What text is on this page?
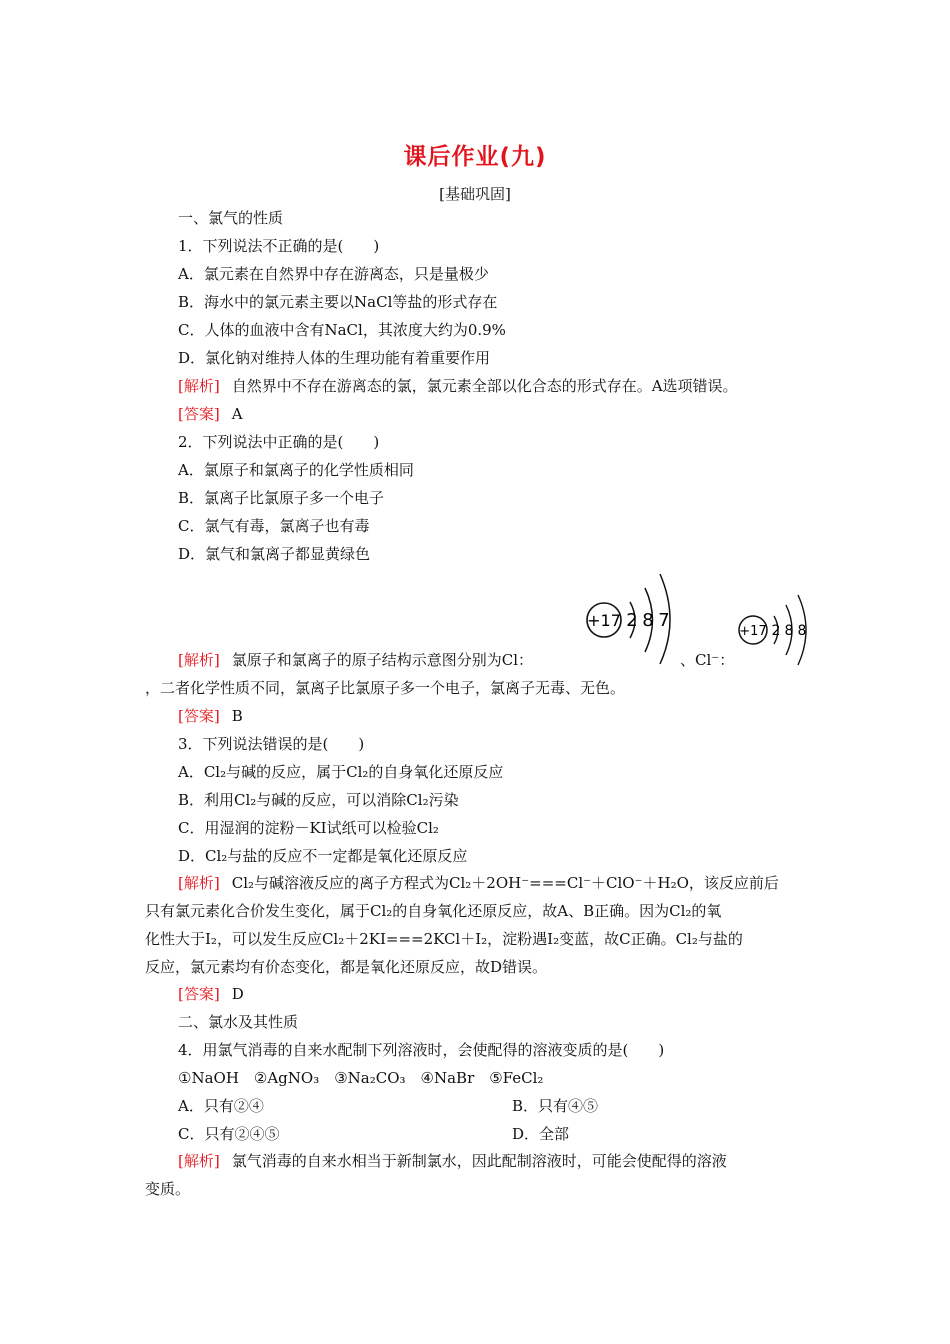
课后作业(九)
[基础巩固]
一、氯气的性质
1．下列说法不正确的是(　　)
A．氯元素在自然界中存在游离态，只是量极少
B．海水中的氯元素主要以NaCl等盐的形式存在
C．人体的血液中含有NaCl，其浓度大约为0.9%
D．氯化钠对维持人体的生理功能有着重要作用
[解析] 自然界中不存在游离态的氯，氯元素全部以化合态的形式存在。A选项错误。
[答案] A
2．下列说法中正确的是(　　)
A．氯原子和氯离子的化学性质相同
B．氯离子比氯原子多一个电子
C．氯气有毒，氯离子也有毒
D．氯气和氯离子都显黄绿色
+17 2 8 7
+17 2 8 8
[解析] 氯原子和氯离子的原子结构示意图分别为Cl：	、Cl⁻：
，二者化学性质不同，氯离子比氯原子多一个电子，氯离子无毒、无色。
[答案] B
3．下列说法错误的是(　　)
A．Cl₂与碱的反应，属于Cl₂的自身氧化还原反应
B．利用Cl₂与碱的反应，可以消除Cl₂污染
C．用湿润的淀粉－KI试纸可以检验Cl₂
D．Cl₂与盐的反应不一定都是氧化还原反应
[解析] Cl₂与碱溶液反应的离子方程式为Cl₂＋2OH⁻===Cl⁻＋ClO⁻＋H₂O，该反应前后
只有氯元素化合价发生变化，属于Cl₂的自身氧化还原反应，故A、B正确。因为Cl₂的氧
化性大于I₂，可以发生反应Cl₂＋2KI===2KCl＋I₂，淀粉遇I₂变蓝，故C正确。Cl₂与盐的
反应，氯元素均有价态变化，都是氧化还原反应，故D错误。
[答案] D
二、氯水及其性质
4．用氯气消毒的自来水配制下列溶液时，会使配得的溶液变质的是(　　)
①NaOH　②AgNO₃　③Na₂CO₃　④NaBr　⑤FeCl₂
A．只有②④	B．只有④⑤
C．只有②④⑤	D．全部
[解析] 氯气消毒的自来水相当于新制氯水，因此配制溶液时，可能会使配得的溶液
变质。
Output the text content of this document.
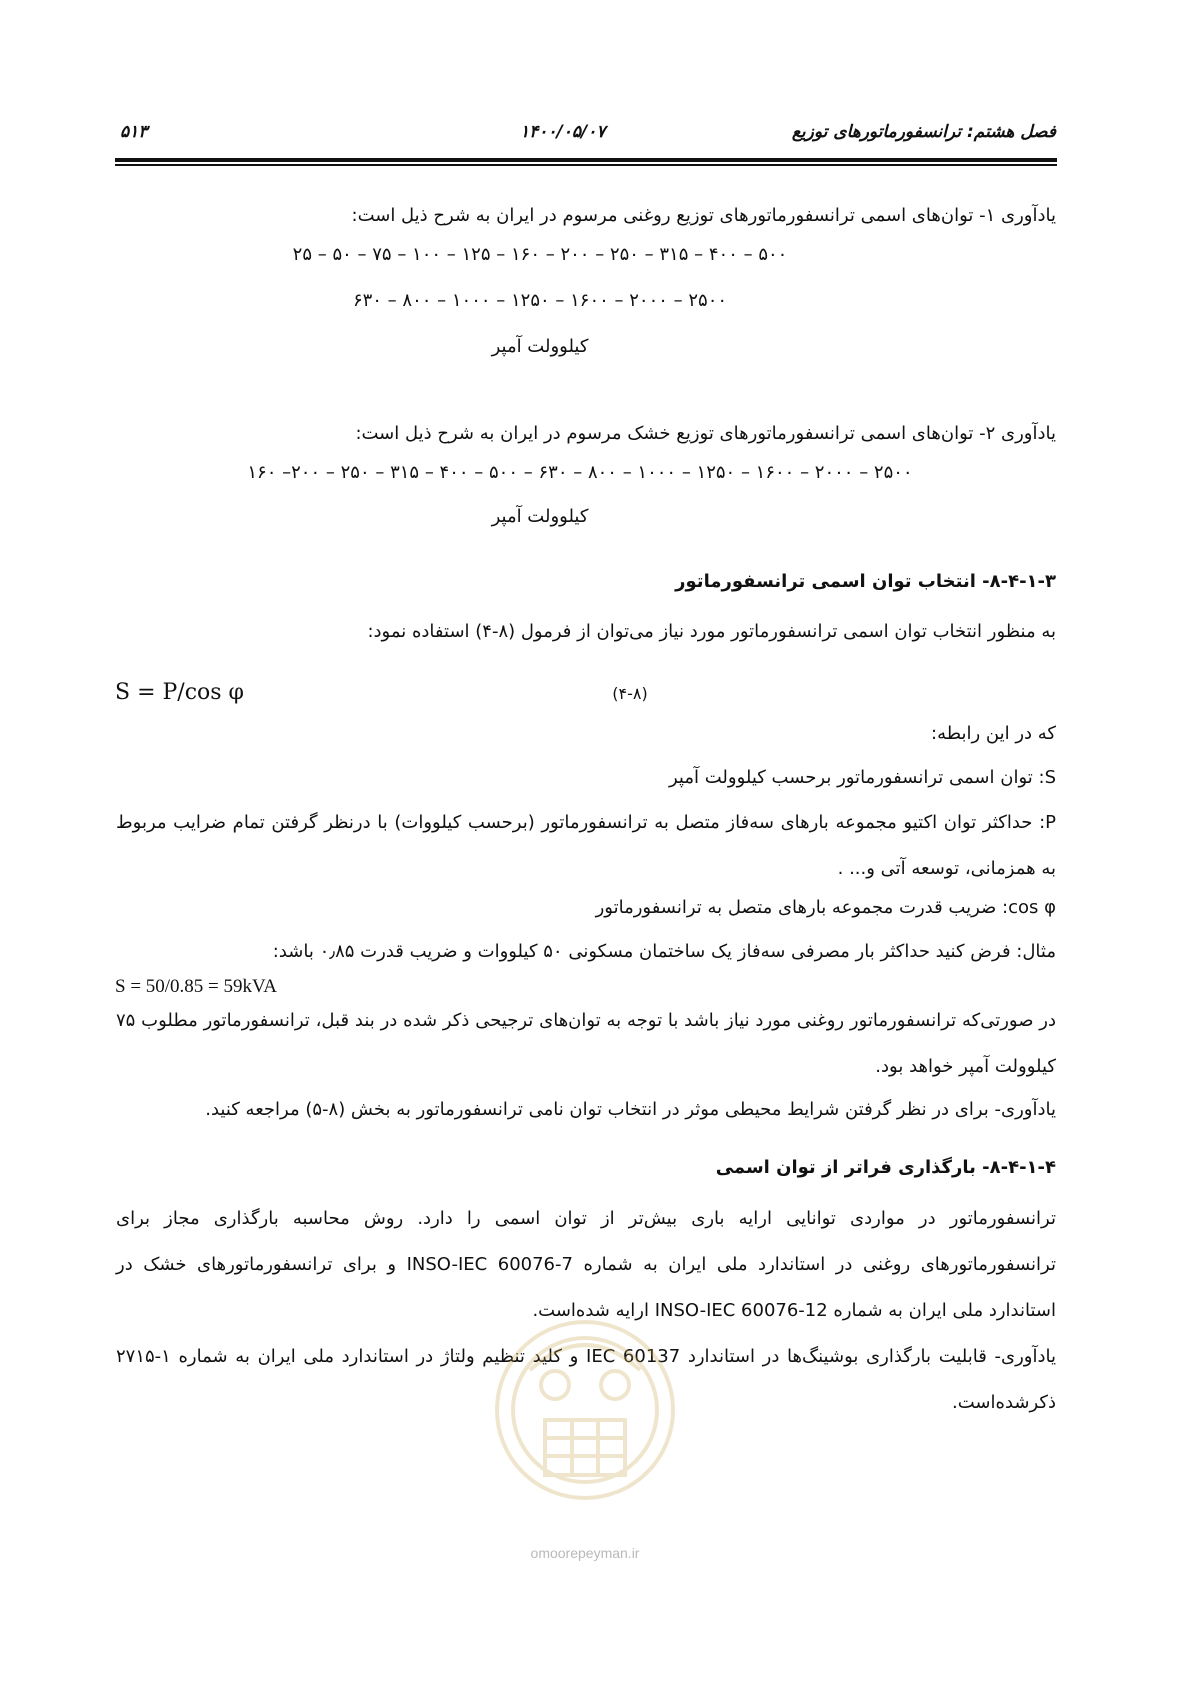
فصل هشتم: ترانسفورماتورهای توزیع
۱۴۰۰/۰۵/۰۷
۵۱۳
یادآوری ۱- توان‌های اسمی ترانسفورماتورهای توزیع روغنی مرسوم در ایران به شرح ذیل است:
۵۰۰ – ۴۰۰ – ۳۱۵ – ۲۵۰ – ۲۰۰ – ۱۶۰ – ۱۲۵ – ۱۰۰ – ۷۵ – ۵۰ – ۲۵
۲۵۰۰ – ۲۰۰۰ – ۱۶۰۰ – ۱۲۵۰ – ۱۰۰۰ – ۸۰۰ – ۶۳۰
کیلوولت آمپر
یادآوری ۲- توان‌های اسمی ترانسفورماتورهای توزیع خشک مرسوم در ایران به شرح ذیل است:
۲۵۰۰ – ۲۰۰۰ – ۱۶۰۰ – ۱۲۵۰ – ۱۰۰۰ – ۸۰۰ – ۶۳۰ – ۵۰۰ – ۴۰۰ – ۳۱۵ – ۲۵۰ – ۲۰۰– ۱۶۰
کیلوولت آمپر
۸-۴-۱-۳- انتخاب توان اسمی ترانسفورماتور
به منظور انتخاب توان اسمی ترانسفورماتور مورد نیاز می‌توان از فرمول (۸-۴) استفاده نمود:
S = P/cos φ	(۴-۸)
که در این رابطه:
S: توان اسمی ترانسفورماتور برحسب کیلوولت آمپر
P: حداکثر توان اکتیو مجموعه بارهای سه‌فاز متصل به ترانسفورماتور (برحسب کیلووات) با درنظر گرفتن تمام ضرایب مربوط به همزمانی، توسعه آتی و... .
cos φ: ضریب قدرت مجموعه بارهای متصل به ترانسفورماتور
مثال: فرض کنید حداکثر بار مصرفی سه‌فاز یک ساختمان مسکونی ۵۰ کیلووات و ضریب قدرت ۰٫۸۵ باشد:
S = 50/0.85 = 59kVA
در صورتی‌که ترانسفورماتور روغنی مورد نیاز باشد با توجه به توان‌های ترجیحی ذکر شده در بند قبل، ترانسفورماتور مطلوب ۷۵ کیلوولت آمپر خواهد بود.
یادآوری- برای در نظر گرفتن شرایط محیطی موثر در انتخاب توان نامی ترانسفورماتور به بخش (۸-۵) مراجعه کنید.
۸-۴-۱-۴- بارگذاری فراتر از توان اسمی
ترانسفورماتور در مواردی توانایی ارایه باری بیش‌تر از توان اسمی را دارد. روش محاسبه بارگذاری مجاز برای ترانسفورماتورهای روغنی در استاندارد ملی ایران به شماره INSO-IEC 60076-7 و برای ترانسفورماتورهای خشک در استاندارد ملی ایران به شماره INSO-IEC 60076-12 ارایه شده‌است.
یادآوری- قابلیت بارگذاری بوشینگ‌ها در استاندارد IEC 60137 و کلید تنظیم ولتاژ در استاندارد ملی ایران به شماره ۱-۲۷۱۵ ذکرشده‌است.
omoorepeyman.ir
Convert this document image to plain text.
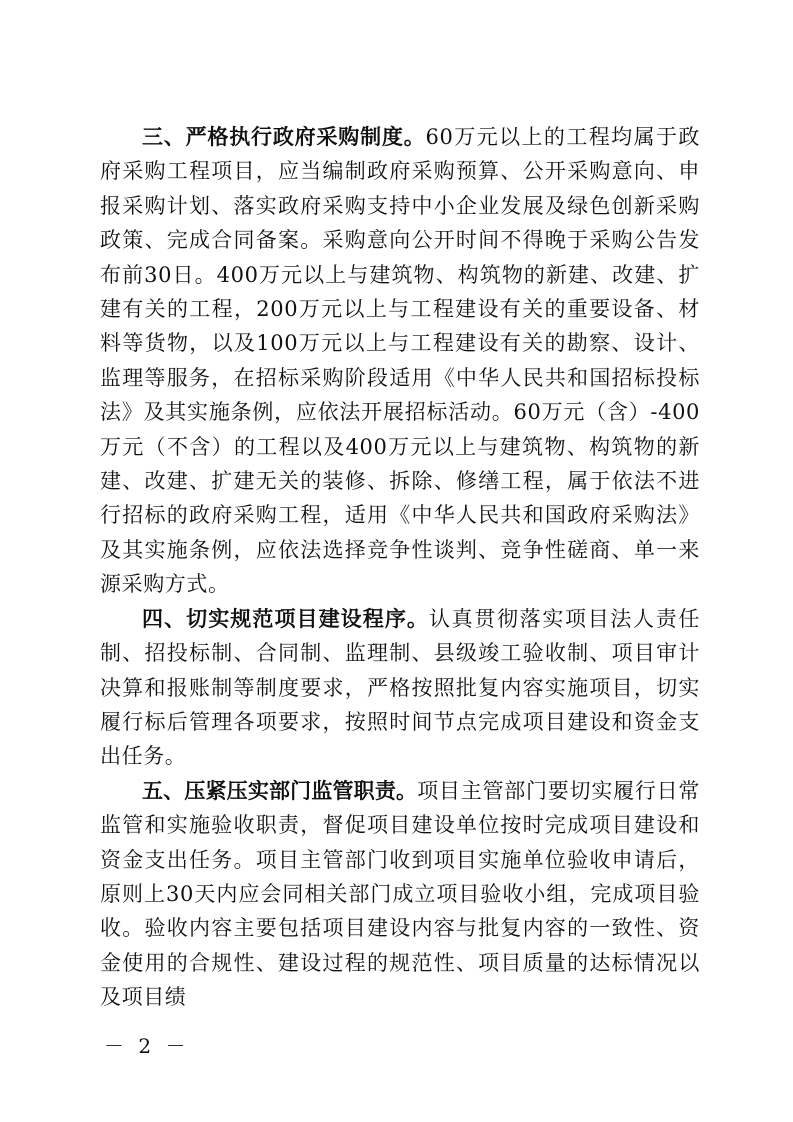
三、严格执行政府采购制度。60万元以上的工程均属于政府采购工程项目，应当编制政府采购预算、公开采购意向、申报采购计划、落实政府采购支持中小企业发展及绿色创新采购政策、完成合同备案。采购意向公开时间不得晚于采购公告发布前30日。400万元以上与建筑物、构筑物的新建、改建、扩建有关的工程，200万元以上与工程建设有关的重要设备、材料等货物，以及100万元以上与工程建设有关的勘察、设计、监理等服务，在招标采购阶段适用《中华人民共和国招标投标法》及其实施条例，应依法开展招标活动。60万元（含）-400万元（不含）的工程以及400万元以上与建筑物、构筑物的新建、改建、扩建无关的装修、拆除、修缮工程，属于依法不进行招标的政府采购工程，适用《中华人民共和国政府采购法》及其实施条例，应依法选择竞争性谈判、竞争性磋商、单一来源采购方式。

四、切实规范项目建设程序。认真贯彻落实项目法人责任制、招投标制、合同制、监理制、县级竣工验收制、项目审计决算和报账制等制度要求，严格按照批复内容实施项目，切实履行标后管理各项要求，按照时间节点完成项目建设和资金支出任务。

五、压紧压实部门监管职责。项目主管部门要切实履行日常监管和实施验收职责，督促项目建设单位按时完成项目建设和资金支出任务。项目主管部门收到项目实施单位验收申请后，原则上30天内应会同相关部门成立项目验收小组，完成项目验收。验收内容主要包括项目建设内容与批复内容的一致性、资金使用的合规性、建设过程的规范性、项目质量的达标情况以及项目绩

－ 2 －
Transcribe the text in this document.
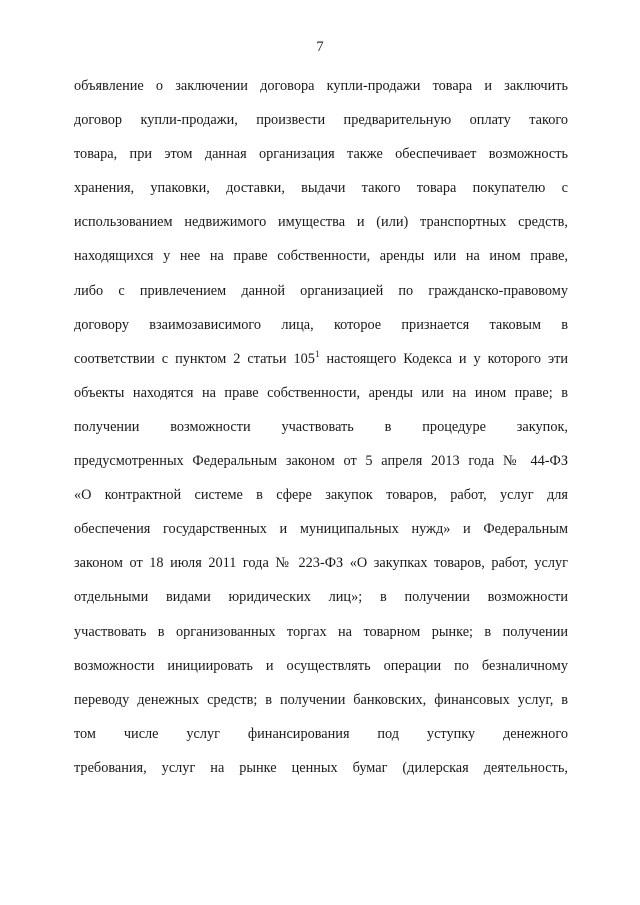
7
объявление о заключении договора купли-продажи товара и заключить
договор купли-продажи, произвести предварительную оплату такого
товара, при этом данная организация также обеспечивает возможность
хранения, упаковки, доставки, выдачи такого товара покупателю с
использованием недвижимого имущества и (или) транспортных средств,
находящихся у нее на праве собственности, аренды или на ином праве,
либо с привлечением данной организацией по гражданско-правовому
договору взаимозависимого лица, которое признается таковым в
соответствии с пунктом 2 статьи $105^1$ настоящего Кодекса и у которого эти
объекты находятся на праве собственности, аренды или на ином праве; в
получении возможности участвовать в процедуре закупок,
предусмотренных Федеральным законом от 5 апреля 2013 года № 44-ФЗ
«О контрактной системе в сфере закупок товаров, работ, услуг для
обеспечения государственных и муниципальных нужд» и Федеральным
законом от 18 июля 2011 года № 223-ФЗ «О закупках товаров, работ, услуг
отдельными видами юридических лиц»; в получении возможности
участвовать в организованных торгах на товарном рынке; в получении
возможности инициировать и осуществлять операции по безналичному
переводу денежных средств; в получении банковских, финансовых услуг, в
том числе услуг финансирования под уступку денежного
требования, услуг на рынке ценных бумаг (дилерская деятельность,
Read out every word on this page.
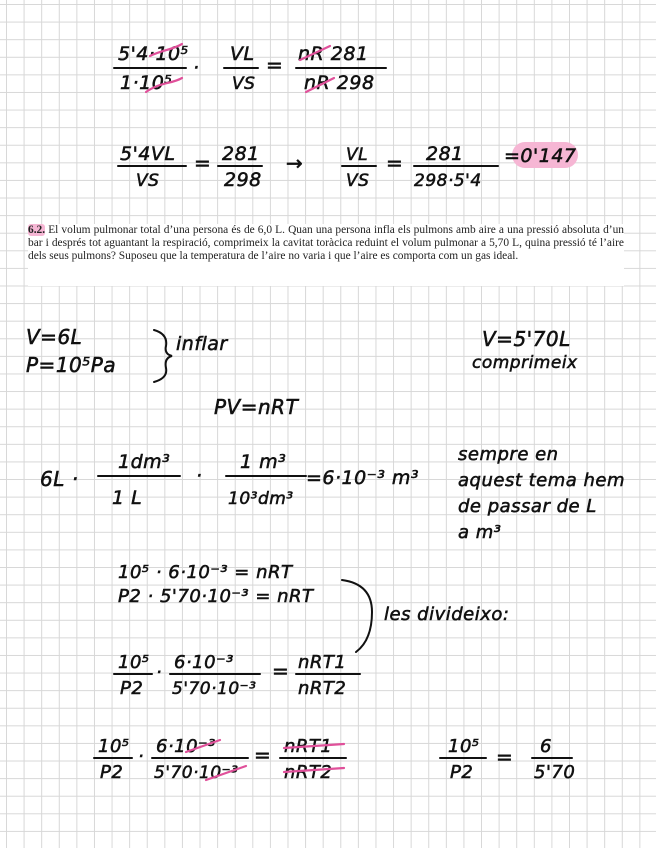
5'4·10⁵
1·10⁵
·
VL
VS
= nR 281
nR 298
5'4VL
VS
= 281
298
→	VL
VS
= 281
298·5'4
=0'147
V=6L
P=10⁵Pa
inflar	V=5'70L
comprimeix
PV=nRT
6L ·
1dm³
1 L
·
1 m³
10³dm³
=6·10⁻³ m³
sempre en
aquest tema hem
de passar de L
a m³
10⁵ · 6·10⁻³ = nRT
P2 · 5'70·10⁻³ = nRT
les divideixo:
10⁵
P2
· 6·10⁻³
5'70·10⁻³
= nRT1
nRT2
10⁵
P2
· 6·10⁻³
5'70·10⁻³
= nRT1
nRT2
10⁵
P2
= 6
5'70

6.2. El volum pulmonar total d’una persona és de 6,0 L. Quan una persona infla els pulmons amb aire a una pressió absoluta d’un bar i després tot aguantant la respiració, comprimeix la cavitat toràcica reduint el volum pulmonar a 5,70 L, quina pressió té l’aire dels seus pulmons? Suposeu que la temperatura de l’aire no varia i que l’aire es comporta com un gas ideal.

-.-.-

--- What the exercise asks ---
Copy, from the material, each line that holds the string "مورد".

--- Complete output ---
به منظور انتخاب توان اسمی ترانسفورماتور مورد نیاز می‌توان از فرمول (۸-۴) استفاده نمود:
در صورتی‌که ترانسفورماتور روغنی مورد نیاز باشد با توجه به توان‌های ترجیحی ذکر شده در بند قبل، ترانسفورماتور مطلوب ۷۵ کیلوولت آمپر خواهد بود.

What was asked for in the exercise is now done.